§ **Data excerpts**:

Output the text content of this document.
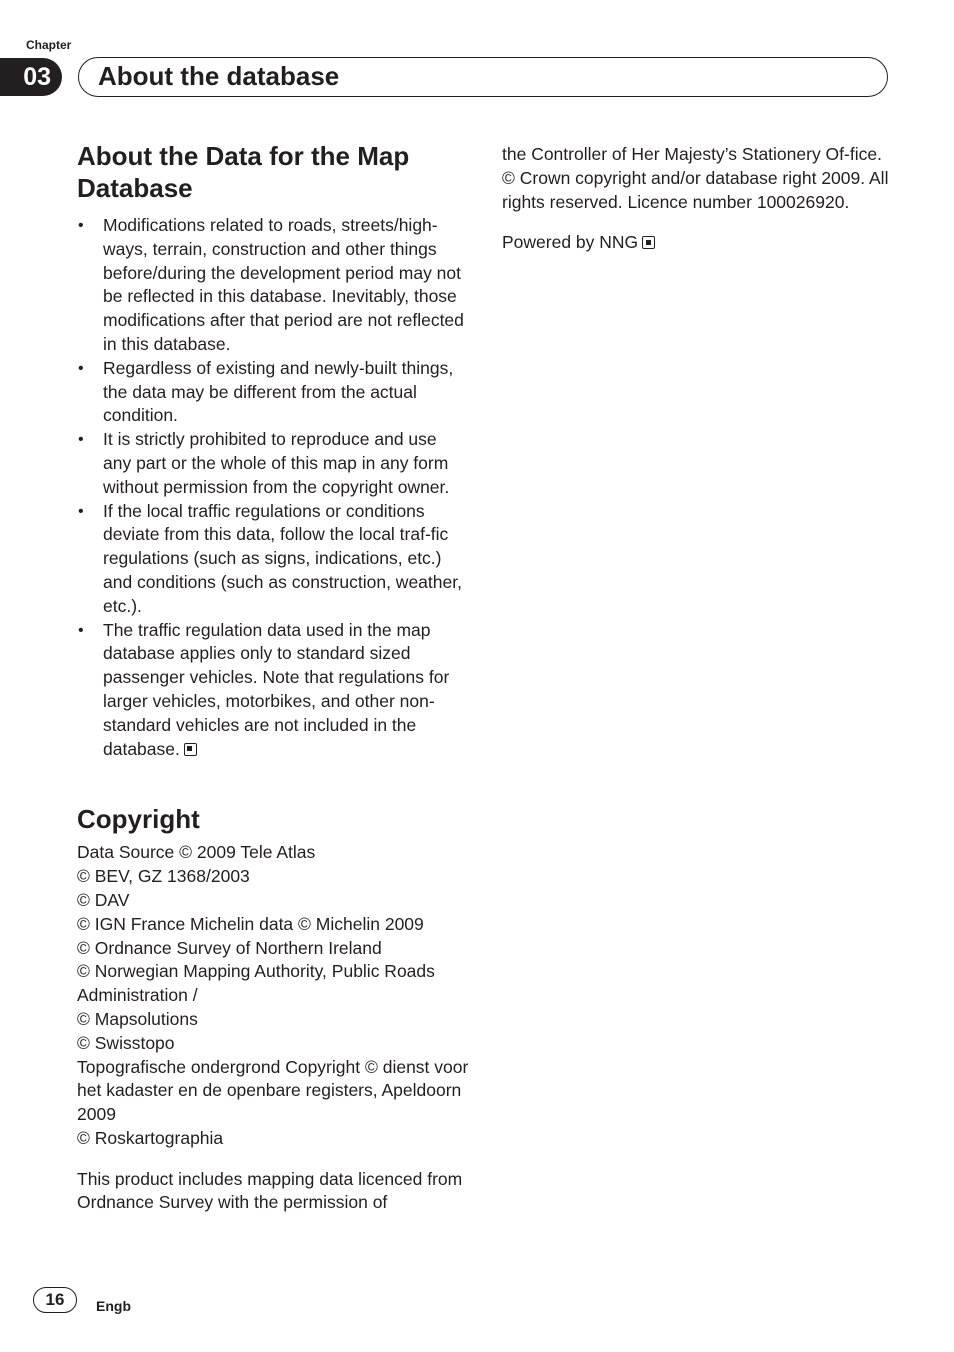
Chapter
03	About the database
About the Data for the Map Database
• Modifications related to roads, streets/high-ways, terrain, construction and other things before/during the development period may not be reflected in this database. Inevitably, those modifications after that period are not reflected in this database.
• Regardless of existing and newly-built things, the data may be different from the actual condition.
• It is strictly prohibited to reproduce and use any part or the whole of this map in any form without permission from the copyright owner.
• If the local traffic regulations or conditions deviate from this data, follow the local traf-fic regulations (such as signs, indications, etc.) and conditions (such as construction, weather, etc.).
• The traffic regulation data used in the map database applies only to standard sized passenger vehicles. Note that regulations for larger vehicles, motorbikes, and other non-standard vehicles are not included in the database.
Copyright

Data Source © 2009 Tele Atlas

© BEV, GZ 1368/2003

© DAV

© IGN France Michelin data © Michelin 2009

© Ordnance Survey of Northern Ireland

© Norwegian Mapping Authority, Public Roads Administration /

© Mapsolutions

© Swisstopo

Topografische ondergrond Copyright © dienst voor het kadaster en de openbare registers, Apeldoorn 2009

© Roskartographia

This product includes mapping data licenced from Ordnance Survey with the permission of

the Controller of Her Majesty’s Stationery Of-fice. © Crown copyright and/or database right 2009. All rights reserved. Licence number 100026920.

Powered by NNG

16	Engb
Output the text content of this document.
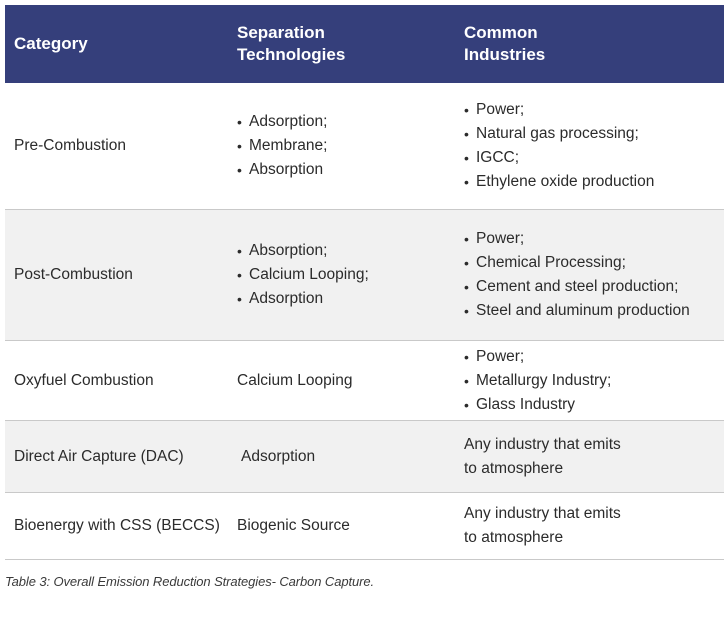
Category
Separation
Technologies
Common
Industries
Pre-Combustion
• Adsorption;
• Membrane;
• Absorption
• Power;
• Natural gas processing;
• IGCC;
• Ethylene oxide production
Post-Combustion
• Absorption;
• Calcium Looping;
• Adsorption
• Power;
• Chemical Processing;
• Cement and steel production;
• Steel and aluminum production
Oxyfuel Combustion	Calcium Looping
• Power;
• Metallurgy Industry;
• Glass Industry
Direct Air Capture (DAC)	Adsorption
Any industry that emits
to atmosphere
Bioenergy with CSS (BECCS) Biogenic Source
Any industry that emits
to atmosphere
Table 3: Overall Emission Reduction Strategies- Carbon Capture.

§ **Required task**: Transcribe the records above verbatim. Do not carry over any picture.

§ **Response to this task**:
Output the text content of this document.
Chapter
03	About the database
About the Data for the Map Database
• Modifications related to roads, streets/high-ways, terrain, construction and other things before/during the development period may not be reflected in this database. Inevitably, those modifications after that period are not reflected in this database.
• Regardless of existing and newly-built things, the data may be different from the actual condition.
• It is strictly prohibited to reproduce and use any part or the whole of this map in any form without permission from the copyright owner.
• If the local traffic regulations or conditions deviate from this data, follow the local traf-fic regulations (such as signs, indications, etc.) and conditions (such as construction, weather, etc.).
• The traffic regulation data used in the map database applies only to standard sized passenger vehicles. Note that regulations for larger vehicles, motorbikes, and other non-standard vehicles are not included in the database.
Copyright

Data Source © 2009 Tele Atlas

© BEV, GZ 1368/2003

© DAV

© IGN France Michelin data © Michelin 2009

© Ordnance Survey of Northern Ireland

© Norwegian Mapping Authority, Public Roads Administration /

© Mapsolutions

© Swisstopo

Topografische ondergrond Copyright © dienst voor het kadaster en de openbare registers, Apeldoorn 2009

© Roskartographia

This product includes mapping data licenced from Ordnance Survey with the permission of

the Controller of Her Majesty’s Stationery Of-fice. © Crown copyright and/or database right 2009. All rights reserved. Licence number 100026920.

Powered by NNG

16	Engb
Output the text content of this document.
Category
Separation
Technologies
Common
Industries
Pre-Combustion
• Adsorption;
• Membrane;
• Absorption
• Power;
• Natural gas processing;
• IGCC;
• Ethylene oxide production
Post-Combustion
• Absorption;
• Calcium Looping;
• Adsorption
• Power;
• Chemical Processing;
• Cement and steel production;
• Steel and aluminum production
Oxyfuel Combustion	Calcium Looping
• Power;
• Metallurgy Industry;
• Glass Industry
Direct Air Capture (DAC)	Adsorption
Any industry that emits
to atmosphere
Bioenergy with CSS (BECCS) Biogenic Source
Any industry that emits
to atmosphere
Table 3: Overall Emission Reduction Strategies- Carbon Capture.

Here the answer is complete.